### Task brief
Return each line below verbatim, leaving out the picture.

### Supplied entries
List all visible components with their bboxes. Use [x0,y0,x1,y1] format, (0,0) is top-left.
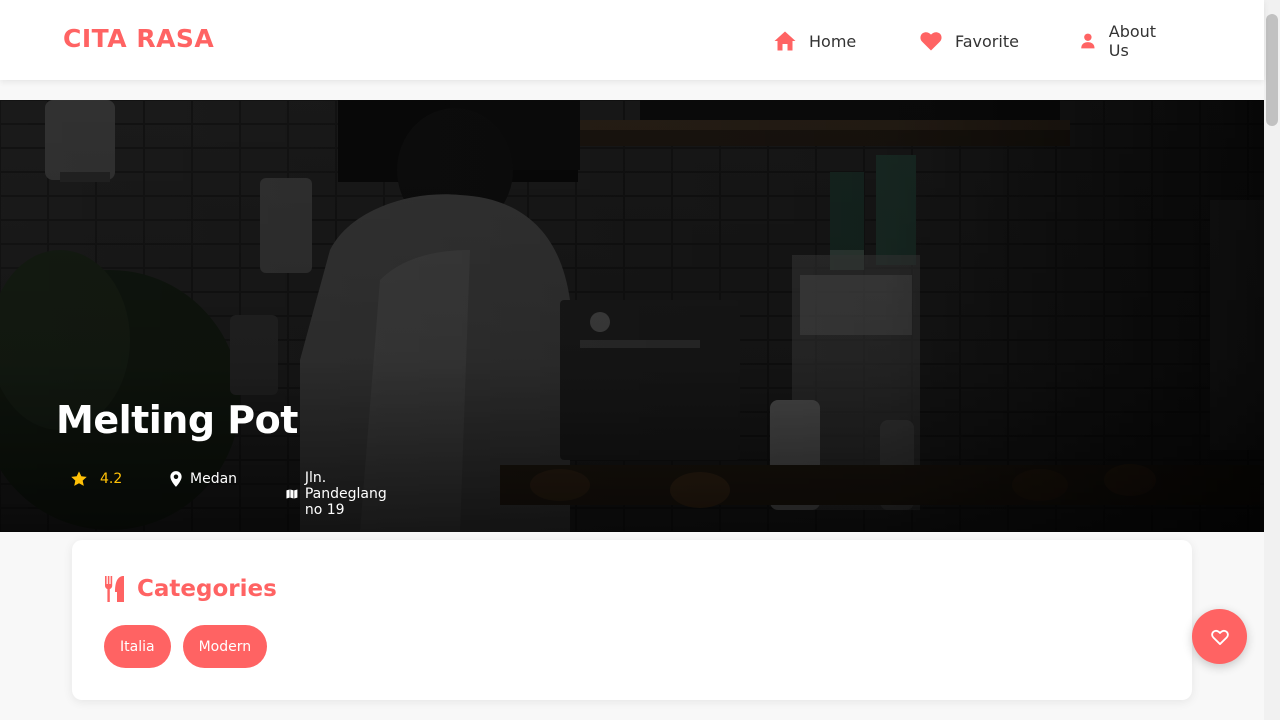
rating: 4.2 [70,470,122,488]
nav-favorite-link[interactable]: Favorite [919,28,1019,54]
city-name: Medan [190,471,238,487]
add-favorite-button[interactable] [1192,609,1247,664]
map-icon [286,489,298,499]
page: CITA RASA Home Favorite About Us Melting… [0,0,1280,720]
nav-about-link[interactable]: About Us [1079,22,1162,60]
page-scrollbar[interactable] [1264,0,1280,720]
rating-value: 4.2 [100,471,123,487]
city: Medan [167,470,237,488]
nav-home-label: Home [809,31,857,51]
categories-title: Categories [137,576,277,602]
category-chip[interactable]: Modern [182,625,268,668]
utensils-icon [105,576,124,602]
hero-image [0,100,1264,532]
address-text: Jln. Pandeglang no 19 [304,470,387,518]
restaurant-name: Melting Pot [56,398,298,442]
star-icon [71,471,87,486]
nav-favorite-label: Favorite [955,31,1019,51]
scrollbar-thumb[interactable] [1266,14,1278,126]
user-icon [1081,33,1095,49]
home-icon [774,31,796,51]
categories-heading: Categories [104,576,277,602]
category-chip[interactable]: Italia [104,625,171,668]
location-pin-icon [170,471,182,487]
restaurant-hero: Melting Pot 4.2 Medan Jln. Pandeglang no… [0,100,1264,532]
categories-card: Categories Italia Modern [72,540,1192,700]
category-chips: Italia Modern [104,625,279,668]
brand-logo[interactable]: CITA RASA [63,24,214,53]
nav-home-link[interactable]: Home [773,28,856,54]
heart-icon [920,32,942,51]
top-navbar: CITA RASA Home Favorite About Us [0,0,1264,80]
heart-outline-icon [1210,629,1229,645]
address: Jln. Pandeglang no 19 [286,470,395,518]
nav-about-label: About Us [1108,22,1157,60]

### The reply
List all visible components with their bboxes. Use [x0,y0,x1,y1] format, (0,0) is top-left.
rating: 4.2 [70,470,122,488]
nav-favorite-link[interactable]: Favorite [919,28,1019,54]
city-name: Medan [190,471,238,487]
add-favorite-button[interactable] [1192,609,1247,664]
map-icon [286,489,298,499]
page: CITA RASA Home Favorite About Us Melting… [0,0,1280,720]
nav-about-link[interactable]: About Us [1079,22,1162,60]
page-scrollbar[interactable] [1264,0,1280,720]
rating-value: 4.2 [100,471,123,487]
city: Medan [167,470,237,488]
nav-home-label: Home [809,31,857,51]
categories-title: Categories [137,576,277,602]
category-chip[interactable]: Modern [182,625,268,668]
utensils-icon [105,576,124,602]
hero-image [0,100,1264,532]
address-text: Jln. Pandeglang no 19 [304,470,387,518]
restaurant-name: Melting Pot [56,398,298,442]
star-icon [71,471,87,486]
nav-favorite-label: Favorite [955,31,1019,51]
scrollbar-thumb[interactable] [1266,14,1278,126]
user-icon [1081,33,1095,49]
home-icon [774,31,796,51]
categories-heading: Categories [104,576,277,602]
category-chip[interactable]: Italia [104,625,171,668]
location-pin-icon [170,471,182,487]
restaurant-hero: Melting Pot 4.2 Medan Jln. Pandeglang no… [0,100,1264,532]
categories-card: Categories Italia Modern [72,540,1192,700]
category-chips: Italia Modern [104,625,279,668]
brand-logo[interactable]: CITA RASA [63,24,214,53]
nav-home-link[interactable]: Home [773,28,856,54]
heart-icon [920,32,942,51]
top-navbar: CITA RASA Home Favorite About Us [0,0,1264,80]
heart-outline-icon [1210,629,1229,645]
address: Jln. Pandeglang no 19 [286,470,395,518]
nav-about-label: About Us [1108,22,1157,60]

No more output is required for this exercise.